▶ _Directions_: Copy out each line containing "沙漠迷彩" from the entries below.

========================================================================

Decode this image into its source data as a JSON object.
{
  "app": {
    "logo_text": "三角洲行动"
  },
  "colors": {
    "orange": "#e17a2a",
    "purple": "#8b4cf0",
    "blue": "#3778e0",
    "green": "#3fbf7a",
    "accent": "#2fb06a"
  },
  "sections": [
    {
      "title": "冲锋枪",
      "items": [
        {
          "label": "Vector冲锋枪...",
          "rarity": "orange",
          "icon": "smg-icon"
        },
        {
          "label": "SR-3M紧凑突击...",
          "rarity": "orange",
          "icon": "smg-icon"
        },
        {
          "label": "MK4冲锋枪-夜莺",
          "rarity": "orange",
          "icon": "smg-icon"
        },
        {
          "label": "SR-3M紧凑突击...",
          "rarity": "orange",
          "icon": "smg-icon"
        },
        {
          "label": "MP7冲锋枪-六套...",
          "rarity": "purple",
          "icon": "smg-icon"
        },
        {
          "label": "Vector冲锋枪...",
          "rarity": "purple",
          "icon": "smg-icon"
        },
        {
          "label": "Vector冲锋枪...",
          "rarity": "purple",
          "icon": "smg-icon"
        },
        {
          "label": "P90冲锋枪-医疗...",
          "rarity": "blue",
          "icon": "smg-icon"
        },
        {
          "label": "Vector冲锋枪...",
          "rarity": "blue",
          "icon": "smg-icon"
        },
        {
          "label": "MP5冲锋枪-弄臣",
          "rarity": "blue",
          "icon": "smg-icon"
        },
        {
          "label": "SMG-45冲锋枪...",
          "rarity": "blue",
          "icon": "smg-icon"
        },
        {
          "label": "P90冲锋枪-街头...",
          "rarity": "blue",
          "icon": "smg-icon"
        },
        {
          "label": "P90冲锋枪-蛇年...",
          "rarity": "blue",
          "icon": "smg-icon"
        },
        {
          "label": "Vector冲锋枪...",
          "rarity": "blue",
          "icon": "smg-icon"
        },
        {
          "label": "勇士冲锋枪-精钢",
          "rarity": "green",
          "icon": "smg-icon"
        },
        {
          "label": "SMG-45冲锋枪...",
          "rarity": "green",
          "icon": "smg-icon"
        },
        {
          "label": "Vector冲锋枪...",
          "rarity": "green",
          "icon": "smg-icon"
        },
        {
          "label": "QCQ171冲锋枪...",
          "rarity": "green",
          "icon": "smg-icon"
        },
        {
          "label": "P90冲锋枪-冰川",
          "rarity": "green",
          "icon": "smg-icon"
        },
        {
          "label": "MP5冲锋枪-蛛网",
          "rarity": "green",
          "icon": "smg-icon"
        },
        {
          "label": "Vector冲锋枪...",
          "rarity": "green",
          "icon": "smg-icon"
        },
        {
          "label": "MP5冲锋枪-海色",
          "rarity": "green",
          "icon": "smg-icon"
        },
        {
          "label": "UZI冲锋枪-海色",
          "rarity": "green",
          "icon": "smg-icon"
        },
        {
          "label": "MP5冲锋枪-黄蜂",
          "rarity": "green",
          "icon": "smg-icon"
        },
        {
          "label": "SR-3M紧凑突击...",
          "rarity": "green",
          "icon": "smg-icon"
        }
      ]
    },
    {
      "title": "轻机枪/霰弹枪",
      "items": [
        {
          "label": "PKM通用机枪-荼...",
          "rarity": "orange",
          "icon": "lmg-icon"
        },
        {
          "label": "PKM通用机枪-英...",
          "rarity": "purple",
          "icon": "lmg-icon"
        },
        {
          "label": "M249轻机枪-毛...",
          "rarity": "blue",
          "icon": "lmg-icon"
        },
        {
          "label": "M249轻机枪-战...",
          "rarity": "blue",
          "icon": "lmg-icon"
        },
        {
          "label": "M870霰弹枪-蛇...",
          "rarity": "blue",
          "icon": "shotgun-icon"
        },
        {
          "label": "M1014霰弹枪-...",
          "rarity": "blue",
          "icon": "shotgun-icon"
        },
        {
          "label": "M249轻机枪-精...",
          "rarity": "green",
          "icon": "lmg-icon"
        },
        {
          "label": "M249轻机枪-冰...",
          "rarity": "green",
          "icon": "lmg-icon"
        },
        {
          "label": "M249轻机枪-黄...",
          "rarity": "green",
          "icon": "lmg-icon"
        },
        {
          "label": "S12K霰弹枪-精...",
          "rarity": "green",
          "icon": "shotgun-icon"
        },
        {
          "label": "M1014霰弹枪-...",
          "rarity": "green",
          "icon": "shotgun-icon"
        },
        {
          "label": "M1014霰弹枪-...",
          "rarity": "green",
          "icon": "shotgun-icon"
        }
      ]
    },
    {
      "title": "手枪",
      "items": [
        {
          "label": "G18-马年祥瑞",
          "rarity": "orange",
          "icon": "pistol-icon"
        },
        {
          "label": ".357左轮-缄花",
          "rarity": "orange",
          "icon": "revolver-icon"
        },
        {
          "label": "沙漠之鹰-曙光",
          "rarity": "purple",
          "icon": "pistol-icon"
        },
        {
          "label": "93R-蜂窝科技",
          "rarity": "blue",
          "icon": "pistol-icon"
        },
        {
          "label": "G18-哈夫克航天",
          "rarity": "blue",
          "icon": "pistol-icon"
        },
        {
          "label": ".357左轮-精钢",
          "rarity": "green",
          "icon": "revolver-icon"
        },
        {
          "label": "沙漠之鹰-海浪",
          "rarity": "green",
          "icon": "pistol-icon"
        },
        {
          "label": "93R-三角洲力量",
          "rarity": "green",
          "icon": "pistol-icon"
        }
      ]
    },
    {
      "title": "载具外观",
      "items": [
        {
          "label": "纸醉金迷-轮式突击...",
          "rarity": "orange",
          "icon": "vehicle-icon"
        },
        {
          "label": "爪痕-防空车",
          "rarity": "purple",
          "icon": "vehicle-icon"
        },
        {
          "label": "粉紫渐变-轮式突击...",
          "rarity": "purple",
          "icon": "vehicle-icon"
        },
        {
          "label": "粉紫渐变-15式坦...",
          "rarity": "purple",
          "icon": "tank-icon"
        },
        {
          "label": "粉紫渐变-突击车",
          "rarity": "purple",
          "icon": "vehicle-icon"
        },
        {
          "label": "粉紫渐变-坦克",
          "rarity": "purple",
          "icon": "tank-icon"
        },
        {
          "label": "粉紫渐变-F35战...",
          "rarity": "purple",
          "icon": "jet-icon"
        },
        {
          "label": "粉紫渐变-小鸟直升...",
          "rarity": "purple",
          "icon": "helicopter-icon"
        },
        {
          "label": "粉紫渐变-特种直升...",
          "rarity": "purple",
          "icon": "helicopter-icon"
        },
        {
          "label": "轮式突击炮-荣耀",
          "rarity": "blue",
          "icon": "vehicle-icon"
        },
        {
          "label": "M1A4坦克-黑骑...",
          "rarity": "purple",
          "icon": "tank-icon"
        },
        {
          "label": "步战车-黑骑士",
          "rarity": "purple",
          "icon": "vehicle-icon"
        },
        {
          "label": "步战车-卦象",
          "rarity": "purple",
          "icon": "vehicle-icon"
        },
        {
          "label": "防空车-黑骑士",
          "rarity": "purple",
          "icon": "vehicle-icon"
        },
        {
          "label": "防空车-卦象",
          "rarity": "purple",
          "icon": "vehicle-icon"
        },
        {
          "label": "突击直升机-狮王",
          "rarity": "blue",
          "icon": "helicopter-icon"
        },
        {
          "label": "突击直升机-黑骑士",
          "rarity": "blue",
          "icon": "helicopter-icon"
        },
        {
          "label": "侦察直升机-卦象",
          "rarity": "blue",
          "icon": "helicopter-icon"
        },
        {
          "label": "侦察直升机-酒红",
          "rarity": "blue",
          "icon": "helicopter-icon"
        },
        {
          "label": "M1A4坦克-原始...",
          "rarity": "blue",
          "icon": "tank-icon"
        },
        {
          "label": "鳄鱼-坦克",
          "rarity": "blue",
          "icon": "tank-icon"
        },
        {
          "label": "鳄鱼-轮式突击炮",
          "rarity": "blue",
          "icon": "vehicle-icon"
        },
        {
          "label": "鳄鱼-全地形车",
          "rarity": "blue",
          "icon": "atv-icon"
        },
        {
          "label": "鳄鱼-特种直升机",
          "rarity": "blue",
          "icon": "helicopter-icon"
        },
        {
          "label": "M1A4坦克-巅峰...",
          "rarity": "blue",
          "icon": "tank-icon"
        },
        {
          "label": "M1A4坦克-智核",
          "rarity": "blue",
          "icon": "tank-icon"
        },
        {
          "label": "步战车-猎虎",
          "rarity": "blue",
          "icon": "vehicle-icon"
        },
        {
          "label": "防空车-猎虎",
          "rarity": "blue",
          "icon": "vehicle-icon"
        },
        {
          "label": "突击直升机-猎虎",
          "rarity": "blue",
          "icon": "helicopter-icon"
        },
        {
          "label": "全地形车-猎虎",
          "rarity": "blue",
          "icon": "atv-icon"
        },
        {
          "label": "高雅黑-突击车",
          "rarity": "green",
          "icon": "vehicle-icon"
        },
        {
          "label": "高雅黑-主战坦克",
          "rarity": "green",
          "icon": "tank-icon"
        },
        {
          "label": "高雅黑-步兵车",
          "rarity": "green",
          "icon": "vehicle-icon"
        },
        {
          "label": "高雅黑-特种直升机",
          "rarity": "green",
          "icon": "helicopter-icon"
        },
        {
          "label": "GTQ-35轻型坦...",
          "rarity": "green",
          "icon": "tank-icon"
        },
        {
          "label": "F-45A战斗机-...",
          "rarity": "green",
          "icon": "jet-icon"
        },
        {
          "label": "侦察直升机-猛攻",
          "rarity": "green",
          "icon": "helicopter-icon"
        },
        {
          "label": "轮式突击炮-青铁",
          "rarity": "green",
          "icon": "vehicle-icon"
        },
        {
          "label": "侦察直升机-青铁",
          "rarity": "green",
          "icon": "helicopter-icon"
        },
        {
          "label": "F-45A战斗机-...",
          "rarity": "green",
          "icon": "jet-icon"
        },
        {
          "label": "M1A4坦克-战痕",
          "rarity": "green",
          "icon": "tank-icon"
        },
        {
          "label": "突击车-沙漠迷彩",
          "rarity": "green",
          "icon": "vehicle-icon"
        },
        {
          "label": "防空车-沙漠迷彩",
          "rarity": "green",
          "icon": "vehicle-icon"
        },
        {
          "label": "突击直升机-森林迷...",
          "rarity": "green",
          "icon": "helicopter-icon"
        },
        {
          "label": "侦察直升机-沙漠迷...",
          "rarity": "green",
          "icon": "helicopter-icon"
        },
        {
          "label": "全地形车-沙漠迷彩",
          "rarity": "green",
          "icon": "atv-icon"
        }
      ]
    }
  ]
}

========================================================================

▶ _Written answer_:
          "label": "突击车-沙漠迷彩",
          "label": "防空车-沙漠迷彩",
          "label": "全地形车-沙漠迷彩",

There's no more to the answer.